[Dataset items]
[start]

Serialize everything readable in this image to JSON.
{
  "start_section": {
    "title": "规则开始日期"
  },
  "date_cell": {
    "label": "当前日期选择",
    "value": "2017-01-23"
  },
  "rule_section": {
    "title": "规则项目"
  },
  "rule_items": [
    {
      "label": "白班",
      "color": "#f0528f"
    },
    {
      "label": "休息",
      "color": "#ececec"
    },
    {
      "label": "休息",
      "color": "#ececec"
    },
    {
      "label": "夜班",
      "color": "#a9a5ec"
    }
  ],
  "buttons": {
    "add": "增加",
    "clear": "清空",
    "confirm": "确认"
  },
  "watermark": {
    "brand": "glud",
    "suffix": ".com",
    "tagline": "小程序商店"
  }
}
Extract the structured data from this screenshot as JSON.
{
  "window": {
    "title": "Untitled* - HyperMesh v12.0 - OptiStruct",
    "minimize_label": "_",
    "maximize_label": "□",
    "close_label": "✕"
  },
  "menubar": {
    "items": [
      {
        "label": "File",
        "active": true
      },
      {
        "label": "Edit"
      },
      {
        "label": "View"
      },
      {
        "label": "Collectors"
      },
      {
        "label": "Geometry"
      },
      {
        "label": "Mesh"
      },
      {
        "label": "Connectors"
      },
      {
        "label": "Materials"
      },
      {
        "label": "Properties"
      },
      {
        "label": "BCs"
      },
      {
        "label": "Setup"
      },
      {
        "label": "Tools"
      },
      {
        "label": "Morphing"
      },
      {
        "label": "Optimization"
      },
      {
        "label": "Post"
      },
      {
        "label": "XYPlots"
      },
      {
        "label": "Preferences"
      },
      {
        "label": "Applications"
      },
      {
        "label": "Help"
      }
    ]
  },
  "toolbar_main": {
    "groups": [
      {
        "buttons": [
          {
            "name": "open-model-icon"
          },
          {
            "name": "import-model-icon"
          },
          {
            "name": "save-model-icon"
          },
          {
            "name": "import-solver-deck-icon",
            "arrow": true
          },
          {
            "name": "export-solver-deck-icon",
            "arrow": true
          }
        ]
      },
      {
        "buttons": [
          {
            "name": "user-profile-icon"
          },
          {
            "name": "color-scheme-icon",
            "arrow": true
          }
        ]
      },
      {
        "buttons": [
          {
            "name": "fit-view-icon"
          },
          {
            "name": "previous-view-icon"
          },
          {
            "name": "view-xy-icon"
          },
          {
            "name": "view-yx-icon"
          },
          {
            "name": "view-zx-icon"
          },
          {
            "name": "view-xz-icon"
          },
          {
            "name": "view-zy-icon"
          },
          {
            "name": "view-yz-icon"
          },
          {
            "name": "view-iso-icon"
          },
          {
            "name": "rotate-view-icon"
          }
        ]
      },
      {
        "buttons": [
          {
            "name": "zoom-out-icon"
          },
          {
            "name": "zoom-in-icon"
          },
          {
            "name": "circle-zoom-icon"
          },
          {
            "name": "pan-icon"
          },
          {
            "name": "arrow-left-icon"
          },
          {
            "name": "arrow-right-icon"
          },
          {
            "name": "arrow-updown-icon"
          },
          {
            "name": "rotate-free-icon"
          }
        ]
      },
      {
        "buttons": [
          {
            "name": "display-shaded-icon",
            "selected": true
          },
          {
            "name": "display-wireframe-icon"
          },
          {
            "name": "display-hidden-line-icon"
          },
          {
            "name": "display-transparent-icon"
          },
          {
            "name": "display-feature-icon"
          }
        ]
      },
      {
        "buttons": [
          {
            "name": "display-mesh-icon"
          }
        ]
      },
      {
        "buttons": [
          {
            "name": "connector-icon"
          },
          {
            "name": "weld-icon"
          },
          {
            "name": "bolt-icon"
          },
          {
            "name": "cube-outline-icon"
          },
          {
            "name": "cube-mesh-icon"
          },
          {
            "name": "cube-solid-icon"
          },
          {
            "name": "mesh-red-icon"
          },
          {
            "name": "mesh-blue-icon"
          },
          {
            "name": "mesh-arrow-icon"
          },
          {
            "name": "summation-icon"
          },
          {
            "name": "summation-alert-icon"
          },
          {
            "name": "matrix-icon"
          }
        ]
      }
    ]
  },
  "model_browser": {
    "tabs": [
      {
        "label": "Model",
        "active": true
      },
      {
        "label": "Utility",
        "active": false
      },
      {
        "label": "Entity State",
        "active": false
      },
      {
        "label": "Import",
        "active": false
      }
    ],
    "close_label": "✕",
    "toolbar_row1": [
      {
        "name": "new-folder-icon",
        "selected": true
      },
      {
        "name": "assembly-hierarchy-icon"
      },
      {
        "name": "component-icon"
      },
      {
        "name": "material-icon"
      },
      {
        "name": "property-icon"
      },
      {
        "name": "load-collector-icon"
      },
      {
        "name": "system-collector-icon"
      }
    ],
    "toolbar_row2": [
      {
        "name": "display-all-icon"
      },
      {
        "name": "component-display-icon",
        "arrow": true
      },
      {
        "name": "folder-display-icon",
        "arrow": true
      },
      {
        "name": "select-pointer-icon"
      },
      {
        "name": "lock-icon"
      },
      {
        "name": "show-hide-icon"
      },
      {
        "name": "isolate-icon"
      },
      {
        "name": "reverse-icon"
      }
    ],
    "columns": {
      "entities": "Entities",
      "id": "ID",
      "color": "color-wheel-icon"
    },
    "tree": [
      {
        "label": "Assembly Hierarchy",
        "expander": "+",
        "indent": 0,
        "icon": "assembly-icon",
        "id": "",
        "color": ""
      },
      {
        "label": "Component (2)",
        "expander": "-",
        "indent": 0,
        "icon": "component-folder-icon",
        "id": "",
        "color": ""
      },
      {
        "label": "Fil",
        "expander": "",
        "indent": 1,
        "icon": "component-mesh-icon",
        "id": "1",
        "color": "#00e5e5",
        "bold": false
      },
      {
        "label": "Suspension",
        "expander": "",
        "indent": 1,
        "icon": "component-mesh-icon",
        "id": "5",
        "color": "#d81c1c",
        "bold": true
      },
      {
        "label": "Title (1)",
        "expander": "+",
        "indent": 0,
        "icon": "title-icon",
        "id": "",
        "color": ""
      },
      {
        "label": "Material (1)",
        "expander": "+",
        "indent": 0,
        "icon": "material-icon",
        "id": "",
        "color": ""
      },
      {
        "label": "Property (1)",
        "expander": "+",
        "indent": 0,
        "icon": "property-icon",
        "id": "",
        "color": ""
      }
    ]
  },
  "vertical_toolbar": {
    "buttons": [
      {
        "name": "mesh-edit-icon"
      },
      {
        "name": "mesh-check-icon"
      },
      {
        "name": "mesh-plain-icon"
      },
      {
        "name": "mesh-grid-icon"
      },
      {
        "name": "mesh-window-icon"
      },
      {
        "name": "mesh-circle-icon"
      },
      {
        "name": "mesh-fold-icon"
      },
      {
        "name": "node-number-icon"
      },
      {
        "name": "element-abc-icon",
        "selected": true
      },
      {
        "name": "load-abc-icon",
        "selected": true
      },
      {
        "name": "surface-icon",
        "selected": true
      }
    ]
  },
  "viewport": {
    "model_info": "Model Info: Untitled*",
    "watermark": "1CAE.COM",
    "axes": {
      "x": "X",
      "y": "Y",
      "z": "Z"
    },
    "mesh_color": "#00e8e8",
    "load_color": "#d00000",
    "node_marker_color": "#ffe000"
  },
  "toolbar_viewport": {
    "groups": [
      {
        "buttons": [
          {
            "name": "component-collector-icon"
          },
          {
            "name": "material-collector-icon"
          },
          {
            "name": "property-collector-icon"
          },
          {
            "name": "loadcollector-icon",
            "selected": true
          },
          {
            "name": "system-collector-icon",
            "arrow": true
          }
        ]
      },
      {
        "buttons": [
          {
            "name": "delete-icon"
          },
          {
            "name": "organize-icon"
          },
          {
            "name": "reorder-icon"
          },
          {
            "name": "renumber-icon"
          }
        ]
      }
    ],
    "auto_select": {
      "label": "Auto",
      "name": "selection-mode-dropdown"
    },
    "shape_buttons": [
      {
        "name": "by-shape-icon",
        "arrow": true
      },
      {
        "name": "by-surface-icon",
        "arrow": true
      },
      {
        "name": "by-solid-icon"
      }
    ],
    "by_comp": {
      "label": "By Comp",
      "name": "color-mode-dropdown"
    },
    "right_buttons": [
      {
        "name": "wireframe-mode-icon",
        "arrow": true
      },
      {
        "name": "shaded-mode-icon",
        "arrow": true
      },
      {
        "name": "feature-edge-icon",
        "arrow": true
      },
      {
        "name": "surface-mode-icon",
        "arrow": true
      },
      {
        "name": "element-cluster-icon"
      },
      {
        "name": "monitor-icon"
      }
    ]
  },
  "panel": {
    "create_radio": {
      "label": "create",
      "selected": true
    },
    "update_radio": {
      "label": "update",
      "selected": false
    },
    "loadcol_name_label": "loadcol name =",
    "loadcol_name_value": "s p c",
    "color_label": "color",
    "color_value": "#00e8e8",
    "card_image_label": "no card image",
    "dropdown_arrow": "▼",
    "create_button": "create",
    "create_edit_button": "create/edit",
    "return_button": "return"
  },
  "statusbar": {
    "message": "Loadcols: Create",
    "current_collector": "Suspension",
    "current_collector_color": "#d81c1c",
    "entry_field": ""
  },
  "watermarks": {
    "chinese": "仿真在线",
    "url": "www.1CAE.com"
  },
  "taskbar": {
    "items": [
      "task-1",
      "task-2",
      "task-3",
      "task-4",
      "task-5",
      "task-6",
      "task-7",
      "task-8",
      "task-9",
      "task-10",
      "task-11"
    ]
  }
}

[end]

--- Job ---
Search the data above for the word "solver", then gather each line in which it appears.

--- Written solution ---
            "name": "import-solver-deck-icon",
            "name": "export-solver-deck-icon",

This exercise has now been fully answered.